Give the data a second time, exactly and in full.
[Extracted information start]
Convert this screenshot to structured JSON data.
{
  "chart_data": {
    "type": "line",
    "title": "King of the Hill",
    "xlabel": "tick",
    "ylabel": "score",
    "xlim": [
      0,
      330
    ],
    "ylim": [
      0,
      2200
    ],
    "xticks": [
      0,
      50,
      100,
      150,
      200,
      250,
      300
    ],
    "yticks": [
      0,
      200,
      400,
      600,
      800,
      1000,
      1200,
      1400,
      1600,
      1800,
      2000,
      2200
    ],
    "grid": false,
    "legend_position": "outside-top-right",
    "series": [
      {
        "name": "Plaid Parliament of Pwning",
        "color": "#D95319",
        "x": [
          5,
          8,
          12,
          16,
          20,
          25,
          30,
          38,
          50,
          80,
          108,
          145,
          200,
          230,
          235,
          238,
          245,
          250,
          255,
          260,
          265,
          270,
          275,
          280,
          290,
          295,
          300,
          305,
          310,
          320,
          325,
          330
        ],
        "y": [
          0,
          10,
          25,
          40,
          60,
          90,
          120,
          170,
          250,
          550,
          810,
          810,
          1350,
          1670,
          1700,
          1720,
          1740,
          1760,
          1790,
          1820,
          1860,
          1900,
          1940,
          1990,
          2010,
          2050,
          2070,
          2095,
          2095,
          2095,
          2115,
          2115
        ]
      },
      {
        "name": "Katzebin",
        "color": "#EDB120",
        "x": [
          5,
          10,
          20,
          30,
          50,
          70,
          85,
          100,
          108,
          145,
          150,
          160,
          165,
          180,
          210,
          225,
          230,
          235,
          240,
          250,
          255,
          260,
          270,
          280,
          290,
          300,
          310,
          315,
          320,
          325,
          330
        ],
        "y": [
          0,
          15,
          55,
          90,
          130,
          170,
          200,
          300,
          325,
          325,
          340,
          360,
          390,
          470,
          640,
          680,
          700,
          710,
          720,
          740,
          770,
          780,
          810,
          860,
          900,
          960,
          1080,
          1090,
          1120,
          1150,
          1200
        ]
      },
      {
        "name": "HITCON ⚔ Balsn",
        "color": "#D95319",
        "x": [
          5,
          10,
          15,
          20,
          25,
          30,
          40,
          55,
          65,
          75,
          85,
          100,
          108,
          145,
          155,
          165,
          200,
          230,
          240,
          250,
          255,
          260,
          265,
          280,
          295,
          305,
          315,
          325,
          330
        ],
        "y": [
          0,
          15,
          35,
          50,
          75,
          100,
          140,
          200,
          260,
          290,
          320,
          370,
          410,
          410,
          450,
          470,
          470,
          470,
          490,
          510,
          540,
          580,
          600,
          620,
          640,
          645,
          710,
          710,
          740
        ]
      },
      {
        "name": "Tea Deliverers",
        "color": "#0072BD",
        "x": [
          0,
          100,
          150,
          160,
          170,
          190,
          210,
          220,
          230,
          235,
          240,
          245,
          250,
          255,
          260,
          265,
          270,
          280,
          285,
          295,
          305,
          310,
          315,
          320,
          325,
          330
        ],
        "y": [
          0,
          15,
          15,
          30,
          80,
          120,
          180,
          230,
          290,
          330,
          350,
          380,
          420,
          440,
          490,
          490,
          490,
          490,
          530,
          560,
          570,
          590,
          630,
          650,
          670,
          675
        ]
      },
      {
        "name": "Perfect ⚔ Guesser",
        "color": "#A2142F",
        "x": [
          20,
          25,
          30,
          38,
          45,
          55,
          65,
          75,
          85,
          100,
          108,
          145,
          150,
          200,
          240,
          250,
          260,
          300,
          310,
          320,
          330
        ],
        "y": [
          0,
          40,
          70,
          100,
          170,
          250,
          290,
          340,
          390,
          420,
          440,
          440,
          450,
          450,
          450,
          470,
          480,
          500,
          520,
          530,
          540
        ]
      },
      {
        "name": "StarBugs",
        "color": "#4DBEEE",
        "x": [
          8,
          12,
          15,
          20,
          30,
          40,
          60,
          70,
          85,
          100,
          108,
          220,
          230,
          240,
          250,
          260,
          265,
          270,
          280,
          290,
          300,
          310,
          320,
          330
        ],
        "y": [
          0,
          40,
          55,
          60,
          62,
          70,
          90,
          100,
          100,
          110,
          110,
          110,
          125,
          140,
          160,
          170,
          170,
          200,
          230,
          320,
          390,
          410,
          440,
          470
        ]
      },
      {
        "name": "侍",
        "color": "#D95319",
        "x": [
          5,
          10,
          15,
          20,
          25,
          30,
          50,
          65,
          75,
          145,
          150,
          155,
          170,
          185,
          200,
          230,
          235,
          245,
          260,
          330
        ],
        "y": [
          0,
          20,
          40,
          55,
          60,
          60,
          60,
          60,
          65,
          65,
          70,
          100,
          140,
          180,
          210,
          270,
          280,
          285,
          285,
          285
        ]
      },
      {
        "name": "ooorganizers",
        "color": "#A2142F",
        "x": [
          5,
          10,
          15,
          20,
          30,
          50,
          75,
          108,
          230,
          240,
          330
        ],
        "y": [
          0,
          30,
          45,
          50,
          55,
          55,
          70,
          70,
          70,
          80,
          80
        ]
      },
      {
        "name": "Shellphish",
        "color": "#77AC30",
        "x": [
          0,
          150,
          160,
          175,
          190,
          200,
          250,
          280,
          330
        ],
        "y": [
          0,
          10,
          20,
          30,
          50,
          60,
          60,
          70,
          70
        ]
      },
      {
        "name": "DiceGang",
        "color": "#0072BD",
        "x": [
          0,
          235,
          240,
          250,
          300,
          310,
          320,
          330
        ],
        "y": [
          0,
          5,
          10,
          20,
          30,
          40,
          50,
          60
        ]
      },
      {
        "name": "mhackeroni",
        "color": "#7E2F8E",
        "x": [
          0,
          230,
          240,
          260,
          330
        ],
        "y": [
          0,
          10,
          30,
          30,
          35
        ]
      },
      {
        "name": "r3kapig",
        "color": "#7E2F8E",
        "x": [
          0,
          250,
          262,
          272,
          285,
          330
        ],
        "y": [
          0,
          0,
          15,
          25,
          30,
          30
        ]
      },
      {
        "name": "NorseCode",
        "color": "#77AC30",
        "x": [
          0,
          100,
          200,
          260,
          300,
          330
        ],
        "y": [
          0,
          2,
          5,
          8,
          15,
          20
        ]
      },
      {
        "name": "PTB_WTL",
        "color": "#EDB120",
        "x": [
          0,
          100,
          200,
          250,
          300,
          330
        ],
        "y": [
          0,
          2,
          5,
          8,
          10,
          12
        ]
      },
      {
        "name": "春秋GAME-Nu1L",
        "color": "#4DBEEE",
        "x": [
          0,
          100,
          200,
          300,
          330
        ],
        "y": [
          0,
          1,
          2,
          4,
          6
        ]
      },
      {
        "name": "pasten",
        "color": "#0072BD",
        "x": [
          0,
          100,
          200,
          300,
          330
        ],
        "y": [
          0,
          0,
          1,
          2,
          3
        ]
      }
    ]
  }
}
[Extracted information end]
◆ Solution to this task
Convert this screenshot to structured JSON data.
{
  "chart_data": {
    "type": "line",
    "title": "King of the Hill",
    "xlabel": "tick",
    "ylabel": "score",
    "xlim": [
      0,
      330
    ],
    "ylim": [
      0,
      2200
    ],
    "xticks": [
      0,
      50,
      100,
      150,
      200,
      250,
      300
    ],
    "yticks": [
      0,
      200,
      400,
      600,
      800,
      1000,
      1200,
      1400,
      1600,
      1800,
      2000,
      2200
    ],
    "grid": false,
    "legend_position": "outside-top-right",
    "series": [
      {
        "name": "Plaid Parliament of Pwning",
        "color": "#D95319",
        "x": [
          5,
          8,
          12,
          16,
          20,
          25,
          30,
          38,
          50,
          80,
          108,
          145,
          200,
          230,
          235,
          238,
          245,
          250,
          255,
          260,
          265,
          270,
          275,
          280,
          290,
          295,
          300,
          305,
          310,
          320,
          325,
          330
        ],
        "y": [
          0,
          10,
          25,
          40,
          60,
          90,
          120,
          170,
          250,
          550,
          810,
          810,
          1350,
          1670,
          1700,
          1720,
          1740,
          1760,
          1790,
          1820,
          1860,
          1900,
          1940,
          1990,
          2010,
          2050,
          2070,
          2095,
          2095,
          2095,
          2115,
          2115
        ]
      },
      {
        "name": "Katzebin",
        "color": "#EDB120",
        "x": [
          5,
          10,
          20,
          30,
          50,
          70,
          85,
          100,
          108,
          145,
          150,
          160,
          165,
          180,
          210,
          225,
          230,
          235,
          240,
          250,
          255,
          260,
          270,
          280,
          290,
          300,
          310,
          315,
          320,
          325,
          330
        ],
        "y": [
          0,
          15,
          55,
          90,
          130,
          170,
          200,
          300,
          325,
          325,
          340,
          360,
          390,
          470,
          640,
          680,
          700,
          710,
          720,
          740,
          770,
          780,
          810,
          860,
          900,
          960,
          1080,
          1090,
          1120,
          1150,
          1200
        ]
      },
      {
        "name": "HITCON ⚔ Balsn",
        "color": "#D95319",
        "x": [
          5,
          10,
          15,
          20,
          25,
          30,
          40,
          55,
          65,
          75,
          85,
          100,
          108,
          145,
          155,
          165,
          200,
          230,
          240,
          250,
          255,
          260,
          265,
          280,
          295,
          305,
          315,
          325,
          330
        ],
        "y": [
          0,
          15,
          35,
          50,
          75,
          100,
          140,
          200,
          260,
          290,
          320,
          370,
          410,
          410,
          450,
          470,
          470,
          470,
          490,
          510,
          540,
          580,
          600,
          620,
          640,
          645,
          710,
          710,
          740
        ]
      },
      {
        "name": "Tea Deliverers",
        "color": "#0072BD",
        "x": [
          0,
          100,
          150,
          160,
          170,
          190,
          210,
          220,
          230,
          235,
          240,
          245,
          250,
          255,
          260,
          265,
          270,
          280,
          285,
          295,
          305,
          310,
          315,
          320,
          325,
          330
        ],
        "y": [
          0,
          15,
          15,
          30,
          80,
          120,
          180,
          230,
          290,
          330,
          350,
          380,
          420,
          440,
          490,
          490,
          490,
          490,
          530,
          560,
          570,
          590,
          630,
          650,
          670,
          675
        ]
      },
      {
        "name": "Perfect ⚔ Guesser",
        "color": "#A2142F",
        "x": [
          20,
          25,
          30,
          38,
          45,
          55,
          65,
          75,
          85,
          100,
          108,
          145,
          150,
          200,
          240,
          250,
          260,
          300,
          310,
          320,
          330
        ],
        "y": [
          0,
          40,
          70,
          100,
          170,
          250,
          290,
          340,
          390,
          420,
          440,
          440,
          450,
          450,
          450,
          470,
          480,
          500,
          520,
          530,
          540
        ]
      },
      {
        "name": "StarBugs",
        "color": "#4DBEEE",
        "x": [
          8,
          12,
          15,
          20,
          30,
          40,
          60,
          70,
          85,
          100,
          108,
          220,
          230,
          240,
          250,
          260,
          265,
          270,
          280,
          290,
          300,
          310,
          320,
          330
        ],
        "y": [
          0,
          40,
          55,
          60,
          62,
          70,
          90,
          100,
          100,
          110,
          110,
          110,
          125,
          140,
          160,
          170,
          170,
          200,
          230,
          320,
          390,
          410,
          440,
          470
        ]
      },
      {
        "name": "侍",
        "color": "#D95319",
        "x": [
          5,
          10,
          15,
          20,
          25,
          30,
          50,
          65,
          75,
          145,
          150,
          155,
          170,
          185,
          200,
          230,
          235,
          245,
          260,
          330
        ],
        "y": [
          0,
          20,
          40,
          55,
          60,
          60,
          60,
          60,
          65,
          65,
          70,
          100,
          140,
          180,
          210,
          270,
          280,
          285,
          285,
          285
        ]
      },
      {
        "name": "ooorganizers",
        "color": "#A2142F",
        "x": [
          5,
          10,
          15,
          20,
          30,
          50,
          75,
          108,
          230,
          240,
          330
        ],
        "y": [
          0,
          30,
          45,
          50,
          55,
          55,
          70,
          70,
          70,
          80,
          80
        ]
      },
      {
        "name": "Shellphish",
        "color": "#77AC30",
        "x": [
          0,
          150,
          160,
          175,
          190,
          200,
          250,
          280,
          330
        ],
        "y": [
          0,
          10,
          20,
          30,
          50,
          60,
          60,
          70,
          70
        ]
      },
      {
        "name": "DiceGang",
        "color": "#0072BD",
        "x": [
          0,
          235,
          240,
          250,
          300,
          310,
          320,
          330
        ],
        "y": [
          0,
          5,
          10,
          20,
          30,
          40,
          50,
          60
        ]
      },
      {
        "name": "mhackeroni",
        "color": "#7E2F8E",
        "x": [
          0,
          230,
          240,
          260,
          330
        ],
        "y": [
          0,
          10,
          30,
          30,
          35
        ]
      },
      {
        "name": "r3kapig",
        "color": "#7E2F8E",
        "x": [
          0,
          250,
          262,
          272,
          285,
          330
        ],
        "y": [
          0,
          0,
          15,
          25,
          30,
          30
        ]
      },
      {
        "name": "NorseCode",
        "color": "#77AC30",
        "x": [
          0,
          100,
          200,
          260,
          300,
          330
        ],
        "y": [
          0,
          2,
          5,
          8,
          15,
          20
        ]
      },
      {
        "name": "PTB_WTL",
        "color": "#EDB120",
        "x": [
          0,
          100,
          200,
          250,
          300,
          330
        ],
        "y": [
          0,
          2,
          5,
          8,
          10,
          12
        ]
      },
      {
        "name": "春秋GAME-Nu1L",
        "color": "#4DBEEE",
        "x": [
          0,
          100,
          200,
          300,
          330
        ],
        "y": [
          0,
          1,
          2,
          4,
          6
        ]
      },
      {
        "name": "pasten",
        "color": "#0072BD",
        "x": [
          0,
          100,
          200,
          300,
          330
        ],
        "y": [
          0,
          0,
          1,
          2,
          3
        ]
      }
    ]
  }
}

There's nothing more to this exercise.